Short problem » Without the pictures, return each record as it appears.

Records supplied »

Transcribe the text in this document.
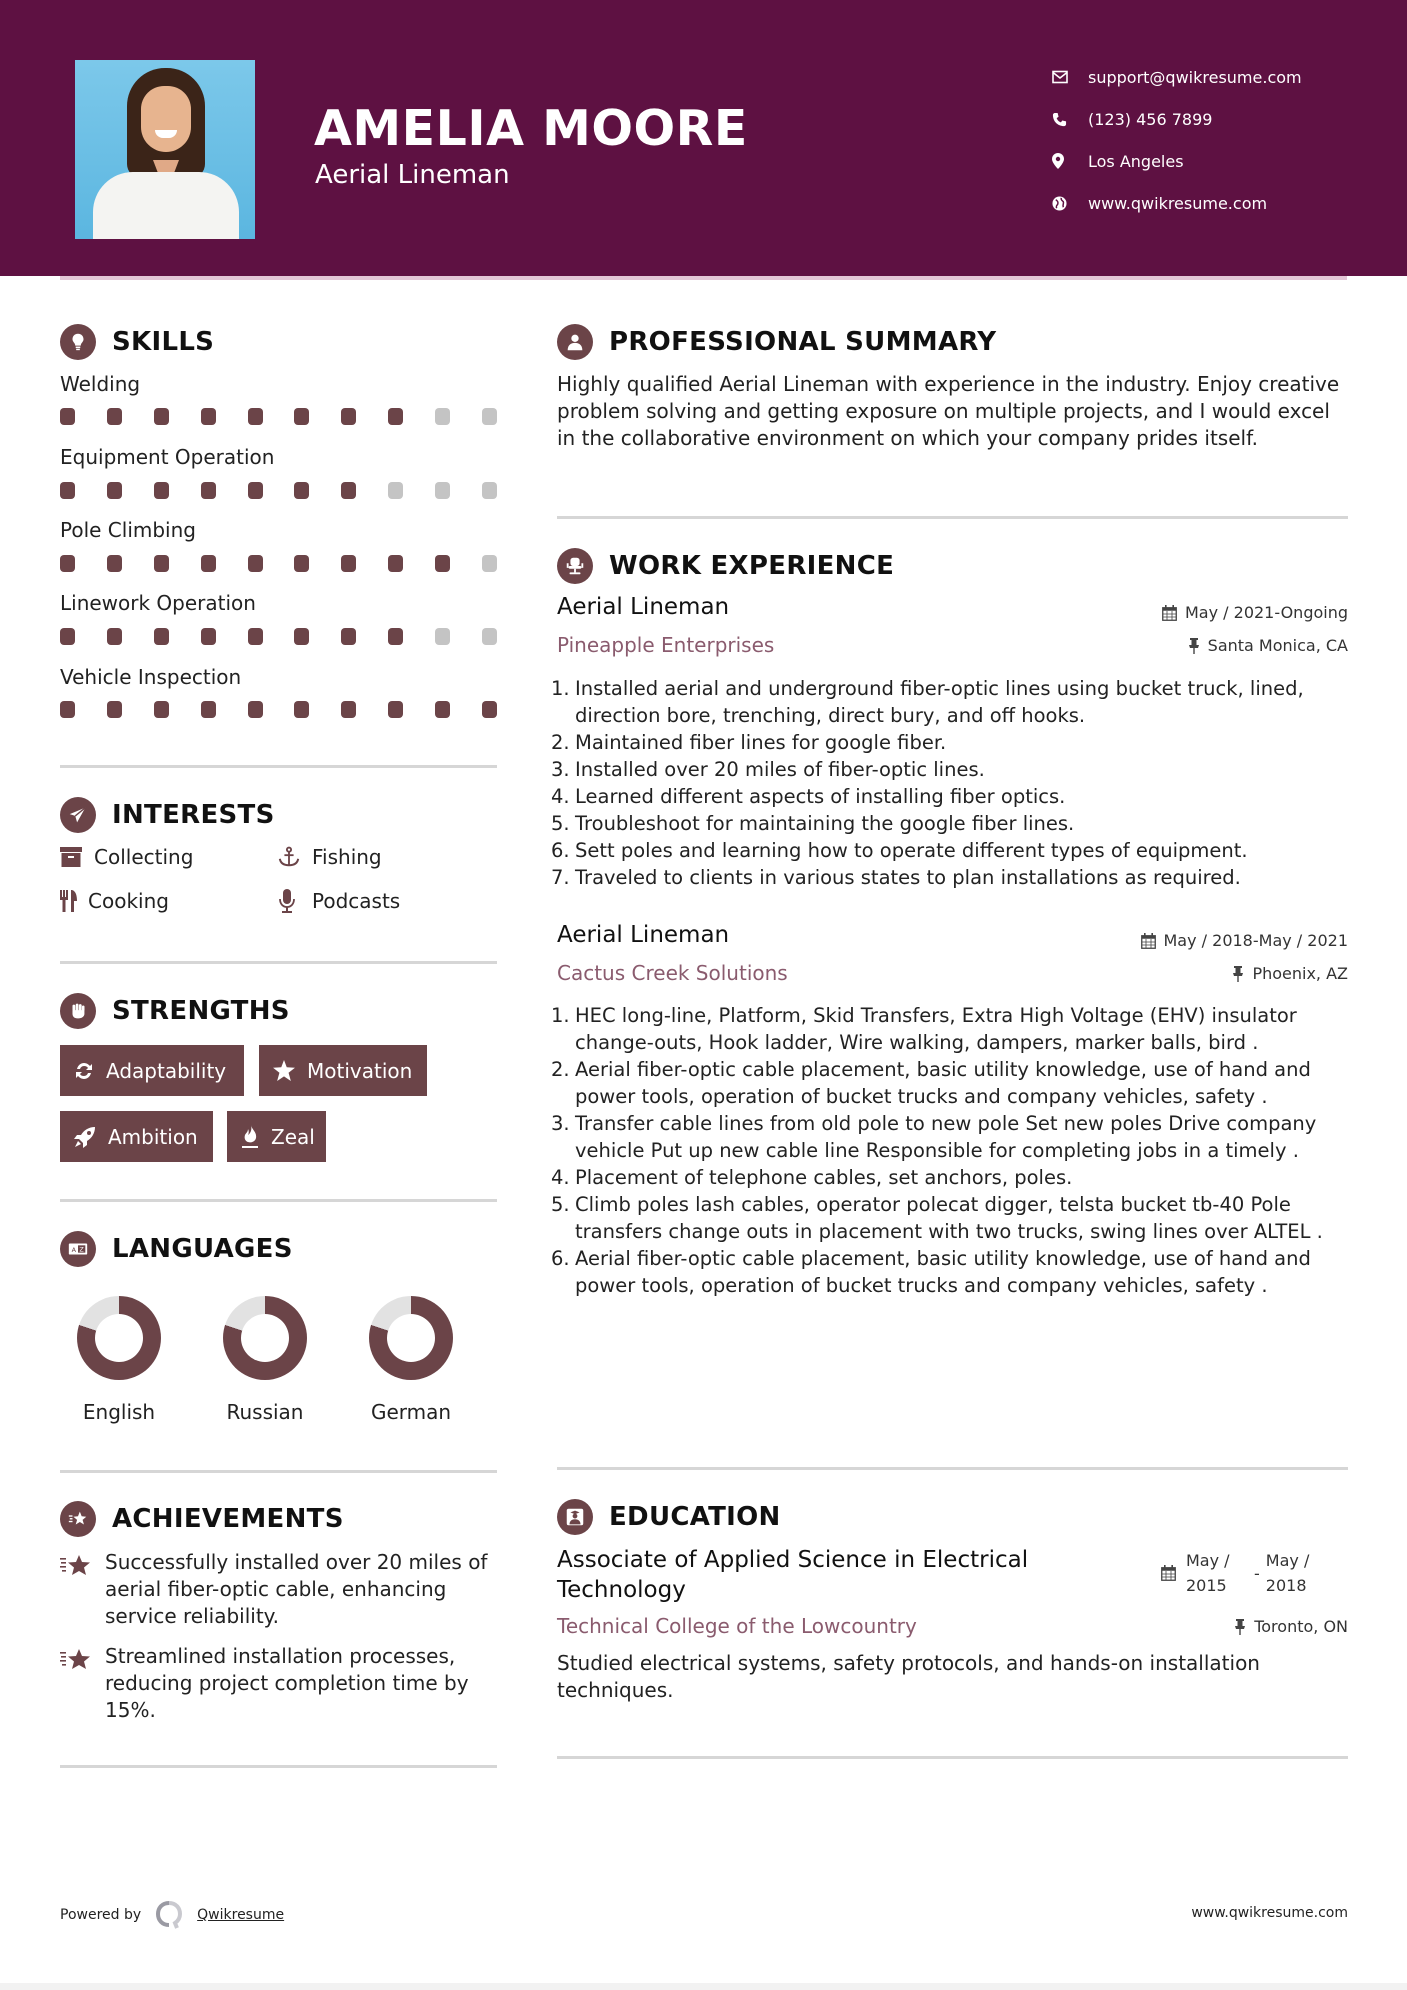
AMELIA MOORE
Aerial Lineman
support@qwikresume.com
(123) 456 7899
Los Angeles
www.qwikresume.com
SKILLS
Welding
Equipment Operation
Pole Climbing
Linework Operation
Vehicle Inspection
INTERESTS
Collecting	Fishing
Cooking	Podcasts
STRENGTHS
Adaptability	Motivation
Ambition	Zeal
A Z LANGUAGES
English	Russian	German
ACHIEVEMENTS
Successfully installed over 20 miles of aerial fiber-optic cable, enhancing service reliability.
Streamlined installation processes, reducing project completion time by 15%.
PROFESSIONAL SUMMARY
Highly qualified Aerial Lineman with experience in the industry. Enjoy creative problem solving and getting exposure on multiple projects, and I would excel in the collaborative environment on which your company prides itself.
WORK EXPERIENCE
Aerial Lineman	May / 2021-Ongoing
Pineapple Enterprises	Santa Monica, CA
1. Installed aerial and underground fiber-optic lines using bucket truck, lined, direction bore, trenching, direct bury, and off hooks.
2. Maintained fiber lines for google fiber.
3. Installed over 20 miles of fiber-optic lines.
4. Learned different aspects of installing fiber optics.
5. Troubleshoot for maintaining the google fiber lines.
6. Sett poles and learning how to operate different types of equipment.
7. Traveled to clients in various states to plan installations as required.
Aerial Lineman	May / 2018-May / 2021
Cactus Creek Solutions	Phoenix, AZ
1. HEC long-line, Platform, Skid Transfers, Extra High Voltage (EHV) insulator change-outs, Hook ladder, Wire walking, dampers, marker balls, bird .
2. Aerial fiber-optic cable placement, basic utility knowledge, use of hand and power tools, operation of bucket trucks and company vehicles, safety .
3. Transfer cable lines from old pole to new pole Set new poles Drive company vehicle Put up new cable line Responsible for completing jobs in a timely .
4. Placement of telephone cables, set anchors, poles.
5. Climb poles lash cables, operator polecat digger, telsta bucket tb-40 Pole transfers change outs in placement with two trucks, swing lines over ALTEL .
6. Aerial fiber-optic cable placement, basic utility knowledge, use of hand and power tools, operation of bucket trucks and company vehicles, safety .
EDUCATION
Associate of Applied Science in Electrical Technology
May / 2015
-
May / 2018
Technical College of the Lowcountry	Toronto, ON
Studied electrical systems, safety protocols, and hands-on installation techniques.
Powered by	Qwikresume	www.qwikresume.com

Full answer »
Transcribe the text in this document.
AMELIA MOORE
Aerial Lineman
support@qwikresume.com
(123) 456 7899
Los Angeles
www.qwikresume.com
SKILLS
Welding
Equipment Operation
Pole Climbing
Linework Operation
Vehicle Inspection
INTERESTS
Collecting	Fishing
Cooking	Podcasts
STRENGTHS
Adaptability	Motivation
Ambition	Zeal
A Z LANGUAGES
English	Russian	German
ACHIEVEMENTS
Successfully installed over 20 miles of aerial fiber-optic cable, enhancing service reliability.
Streamlined installation processes, reducing project completion time by 15%.
PROFESSIONAL SUMMARY
Highly qualified Aerial Lineman with experience in the industry. Enjoy creative problem solving and getting exposure on multiple projects, and I would excel in the collaborative environment on which your company prides itself.
WORK EXPERIENCE
Aerial Lineman	May / 2021-Ongoing
Pineapple Enterprises	Santa Monica, CA
1. Installed aerial and underground fiber-optic lines using bucket truck, lined, direction bore, trenching, direct bury, and off hooks.
2. Maintained fiber lines for google fiber.
3. Installed over 20 miles of fiber-optic lines.
4. Learned different aspects of installing fiber optics.
5. Troubleshoot for maintaining the google fiber lines.
6. Sett poles and learning how to operate different types of equipment.
7. Traveled to clients in various states to plan installations as required.
Aerial Lineman	May / 2018-May / 2021
Cactus Creek Solutions	Phoenix, AZ
1. HEC long-line, Platform, Skid Transfers, Extra High Voltage (EHV) insulator change-outs, Hook ladder, Wire walking, dampers, marker balls, bird .
2. Aerial fiber-optic cable placement, basic utility knowledge, use of hand and power tools, operation of bucket trucks and company vehicles, safety .
3. Transfer cable lines from old pole to new pole Set new poles Drive company vehicle Put up new cable line Responsible for completing jobs in a timely .
4. Placement of telephone cables, set anchors, poles.
5. Climb poles lash cables, operator polecat digger, telsta bucket tb-40 Pole transfers change outs in placement with two trucks, swing lines over ALTEL .
6. Aerial fiber-optic cable placement, basic utility knowledge, use of hand and power tools, operation of bucket trucks and company vehicles, safety .
EDUCATION
Associate of Applied Science in Electrical Technology
May / 2015
-
May / 2018
Technical College of the Lowcountry	Toronto, ON
Studied electrical systems, safety protocols, and hands-on installation techniques.
Powered by	Qwikresume	www.qwikresume.com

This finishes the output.